*RAW DATA*:
═══

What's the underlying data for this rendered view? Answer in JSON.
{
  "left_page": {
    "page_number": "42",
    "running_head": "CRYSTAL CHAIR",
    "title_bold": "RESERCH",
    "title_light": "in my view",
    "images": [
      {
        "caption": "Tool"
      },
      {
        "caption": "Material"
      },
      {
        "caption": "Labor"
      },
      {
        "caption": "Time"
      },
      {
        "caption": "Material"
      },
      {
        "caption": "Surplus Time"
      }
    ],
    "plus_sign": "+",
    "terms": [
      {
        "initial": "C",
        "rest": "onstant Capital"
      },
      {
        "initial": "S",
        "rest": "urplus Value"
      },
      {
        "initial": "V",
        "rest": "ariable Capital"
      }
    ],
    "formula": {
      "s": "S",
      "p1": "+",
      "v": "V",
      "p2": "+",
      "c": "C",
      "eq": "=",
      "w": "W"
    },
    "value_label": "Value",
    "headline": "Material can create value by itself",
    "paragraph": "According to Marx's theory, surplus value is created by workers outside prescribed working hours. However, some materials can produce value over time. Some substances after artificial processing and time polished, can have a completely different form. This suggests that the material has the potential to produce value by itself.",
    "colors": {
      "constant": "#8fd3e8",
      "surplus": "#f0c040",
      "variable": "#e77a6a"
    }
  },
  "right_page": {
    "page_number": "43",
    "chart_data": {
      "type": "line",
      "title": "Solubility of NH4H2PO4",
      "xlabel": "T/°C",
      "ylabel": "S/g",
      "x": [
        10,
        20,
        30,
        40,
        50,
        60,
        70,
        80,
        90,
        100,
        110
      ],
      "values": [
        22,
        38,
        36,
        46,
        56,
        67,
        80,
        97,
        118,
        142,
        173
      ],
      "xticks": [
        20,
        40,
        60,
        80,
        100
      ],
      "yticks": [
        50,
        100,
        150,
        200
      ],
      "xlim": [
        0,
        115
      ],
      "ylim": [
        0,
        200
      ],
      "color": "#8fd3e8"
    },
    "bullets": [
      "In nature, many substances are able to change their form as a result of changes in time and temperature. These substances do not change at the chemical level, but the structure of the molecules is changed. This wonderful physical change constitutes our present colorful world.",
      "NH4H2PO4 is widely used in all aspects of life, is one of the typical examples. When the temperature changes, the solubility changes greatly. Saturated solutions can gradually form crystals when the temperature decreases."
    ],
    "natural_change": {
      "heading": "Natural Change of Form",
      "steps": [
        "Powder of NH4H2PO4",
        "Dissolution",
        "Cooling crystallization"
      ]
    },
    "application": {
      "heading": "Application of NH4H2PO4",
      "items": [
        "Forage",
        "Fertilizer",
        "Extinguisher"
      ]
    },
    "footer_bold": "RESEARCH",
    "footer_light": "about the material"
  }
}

═══

*WHAT THIS TASK INVOLVES*: Take the entries above and copy them out exactly.

*RESPONSE TO THE TASK*:
What's the underlying data for this rendered view? Answer in JSON.
{
  "left_page": {
    "page_number": "42",
    "running_head": "CRYSTAL CHAIR",
    "title_bold": "RESERCH",
    "title_light": "in my view",
    "images": [
      {
        "caption": "Tool"
      },
      {
        "caption": "Material"
      },
      {
        "caption": "Labor"
      },
      {
        "caption": "Time"
      },
      {
        "caption": "Material"
      },
      {
        "caption": "Surplus Time"
      }
    ],
    "plus_sign": "+",
    "terms": [
      {
        "initial": "C",
        "rest": "onstant Capital"
      },
      {
        "initial": "S",
        "rest": "urplus Value"
      },
      {
        "initial": "V",
        "rest": "ariable Capital"
      }
    ],
    "formula": {
      "s": "S",
      "p1": "+",
      "v": "V",
      "p2": "+",
      "c": "C",
      "eq": "=",
      "w": "W"
    },
    "value_label": "Value",
    "headline": "Material can create value by itself",
    "paragraph": "According to Marx's theory, surplus value is created by workers outside prescribed working hours. However, some materials can produce value over time. Some substances after artificial processing and time polished, can have a completely different form. This suggests that the material has the potential to produce value by itself.",
    "colors": {
      "constant": "#8fd3e8",
      "surplus": "#f0c040",
      "variable": "#e77a6a"
    }
  },
  "right_page": {
    "page_number": "43",
    "chart_data": {
      "type": "line",
      "title": "Solubility of NH4H2PO4",
      "xlabel": "T/°C",
      "ylabel": "S/g",
      "x": [
        10,
        20,
        30,
        40,
        50,
        60,
        70,
        80,
        90,
        100,
        110
      ],
      "values": [
        22,
        38,
        36,
        46,
        56,
        67,
        80,
        97,
        118,
        142,
        173
      ],
      "xticks": [
        20,
        40,
        60,
        80,
        100
      ],
      "yticks": [
        50,
        100,
        150,
        200
      ],
      "xlim": [
        0,
        115
      ],
      "ylim": [
        0,
        200
      ],
      "color": "#8fd3e8"
    },
    "bullets": [
      "In nature, many substances are able to change their form as a result of changes in time and temperature. These substances do not change at the chemical level, but the structure of the molecules is changed. This wonderful physical change constitutes our present colorful world.",
      "NH4H2PO4 is widely used in all aspects of life, is one of the typical examples. When the temperature changes, the solubility changes greatly. Saturated solutions can gradually form crystals when the temperature decreases."
    ],
    "natural_change": {
      "heading": "Natural Change of Form",
      "steps": [
        "Powder of NH4H2PO4",
        "Dissolution",
        "Cooling crystallization"
      ]
    },
    "application": {
      "heading": "Application of NH4H2PO4",
      "items": [
        "Forage",
        "Fertilizer",
        "Extinguisher"
      ]
    },
    "footer_bold": "RESEARCH",
    "footer_light": "about the material"
  }
}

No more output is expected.